> [YOUR TASK]:
Pick out every line in the data below that holds "مجمع".

[Part of a data file]

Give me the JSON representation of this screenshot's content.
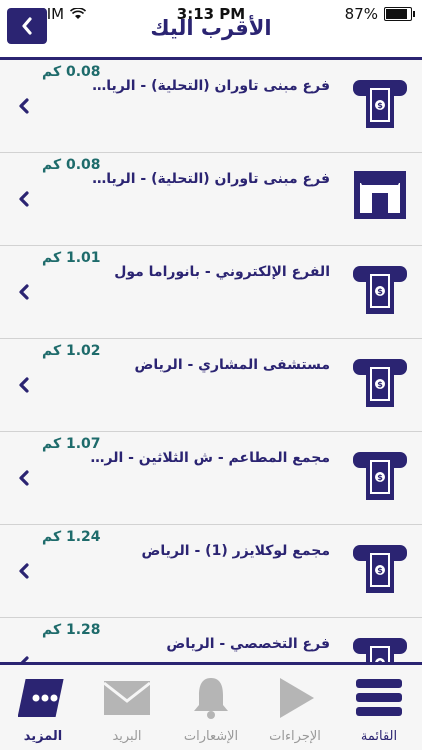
{
  "status_bar": {
    "carrier": "No SIM",
    "time": "3:13 PM",
    "battery": "87%",
    "battery_level": 0.87
  },
  "header": {
    "title": "الأقرب اليك"
  },
  "unit": "كم",
  "items": [
    {
      "name": "فرع مبنى تاوران (التحلية) - الرياض",
      "distance": "0.08",
      "icon": "atm-icon"
    },
    {
      "name": "فرع مبنى تاوران (التحلية) - الرياض",
      "distance": "0.08",
      "icon": "branch-icon"
    },
    {
      "name": "الفرع الإلكتروني - بانوراما مول",
      "distance": "1.01",
      "icon": "atm-icon"
    },
    {
      "name": "مستشفى المشاري - الرياض",
      "distance": "1.02",
      "icon": "atm-icon"
    },
    {
      "name": "مجمع المطاعم - ش الثلاثين - الرياض",
      "distance": "1.07",
      "icon": "atm-icon"
    },
    {
      "name": "مجمع لوكلايزر (1) - الرياض",
      "distance": "1.24",
      "icon": "atm-icon"
    },
    {
      "name": "فرع التخصصي - الرياض",
      "distance": "1.28",
      "icon": "atm-icon"
    }
  ],
  "tabs": [
    {
      "label": "المزيد",
      "icon": "more-icon",
      "active": true
    },
    {
      "label": "البريد",
      "icon": "mail-icon",
      "active": false
    },
    {
      "label": "الإشعارات",
      "icon": "bell-icon",
      "active": false
    },
    {
      "label": "الإجراءات",
      "icon": "play-icon",
      "active": false
    },
    {
      "label": "القائمة",
      "icon": "menu-icon",
      "active": false
    }
  ],
  "colors": {
    "brand": "#2b2472",
    "distance": "#1e6b6b",
    "inactive": "#9a9a9a"
  }
}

> [TASK RESULT]:
      "name": "مجمع المطاعم - ش الثلاثين - الرياض",
      "name": "مجمع لوكلايزر (1) - الرياض",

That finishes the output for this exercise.